## Set problem
Find the string "people" in the entries and copy each line that has it.

## Data records
....

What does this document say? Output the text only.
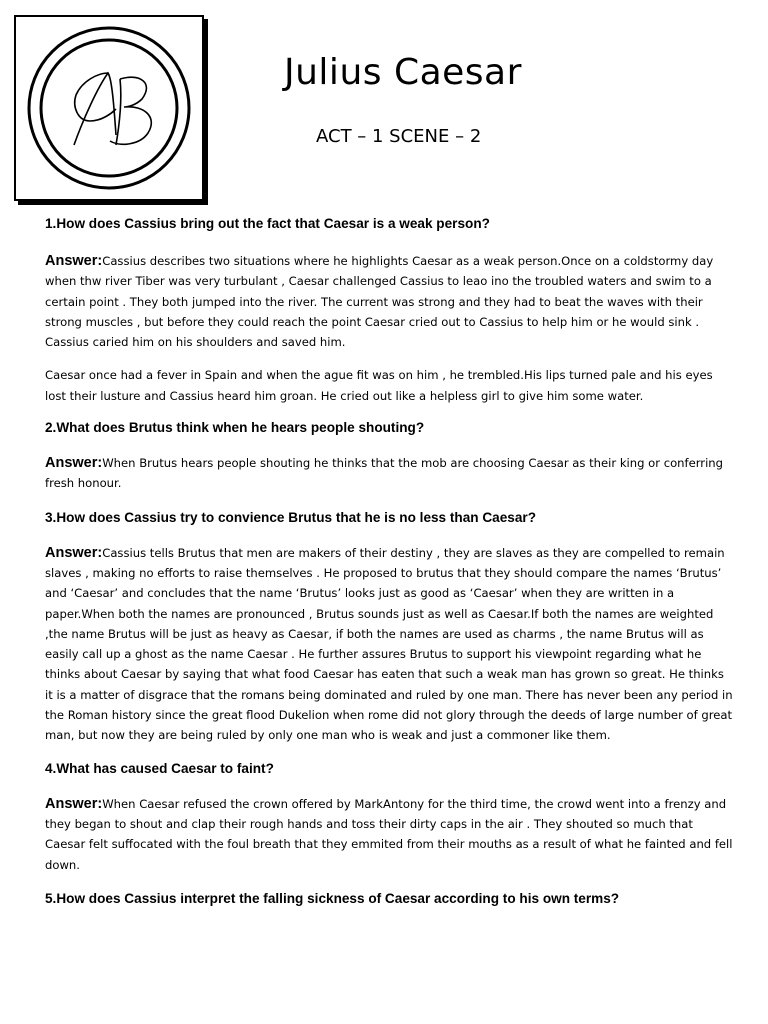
Julius Caesar
ACT – 1 SCENE – 2

1.How does Cassius bring out the fact that Caesar is a weak person?

Answer:Cassius describes two situations where he highlights Caesar as a weak person.Once on a coldstormy day when thw river Tiber was very turbulant , Caesar challenged Cassius to leao ino the troubled waters and swim to a certain point . They both jumped into the river. The current was strong and they had to beat the waves with their strong muscles , but before they could reach the point Caesar cried out to Cassius to help him or he would sink . Cassius caried him on his shoulders and saved him.

Caesar once had a fever in Spain and when the ague fit was on him , he trembled.His lips turned pale and his eyes lost their lusture and Cassius heard him groan. He cried out like a helpless girl to give him some water.

2.What does Brutus think when he hears people shouting?

Answer:When Brutus hears people shouting he thinks that the mob are choosing Caesar as their king or conferring fresh honour.

3.How does Cassius try to convience Brutus that he is no less than Caesar?

Answer:Cassius tells Brutus that men are makers of their destiny , they are slaves as they are compelled to remain slaves , making no efforts to raise themselves . He proposed to brutus that they should compare the names ‘Brutus’ and ‘Caesar’ and concludes that the name ‘Brutus’ looks just as good as ‘Caesar’ when they are written in a paper.When both the names are pronounced , Brutus sounds just as well as Caesar.If both the names are weighted ,the name Brutus will be just as heavy as Caesar, if both the names are used as charms , the name Brutus will as easily call up a ghost as the name Caesar . He further assures Brutus to support his viewpoint regarding what he thinks about Caesar by saying that what food Caesar has eaten that such a weak man has grown so great. He thinks it is a matter of disgrace that the romans being dominated and ruled by one man. There has never been any period in the Roman history since the great flood Dukelion when rome did not glory through the deeds of large number of great man, but now they are being ruled by only one man who is weak and just a commoner like them.

4.What has caused Caesar to faint?

Answer:When Caesar refused the crown offered by MarkAntony for the third time, the crowd went into a frenzy and they began to shout and clap their rough hands and toss their dirty caps in the air . They shouted so much that Caesar felt suffocated with the foul breath that they emmited from their mouths as a result of what he fainted and fell down.

5.How does Cassius interpret the falling sickness of Caesar according to his own terms?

....

## The answer
2.What does Brutus think when he hears people shouting?
Answer:When Brutus hears people shouting he thinks that the mob are choosing Caesar as their king or conferring fresh honour.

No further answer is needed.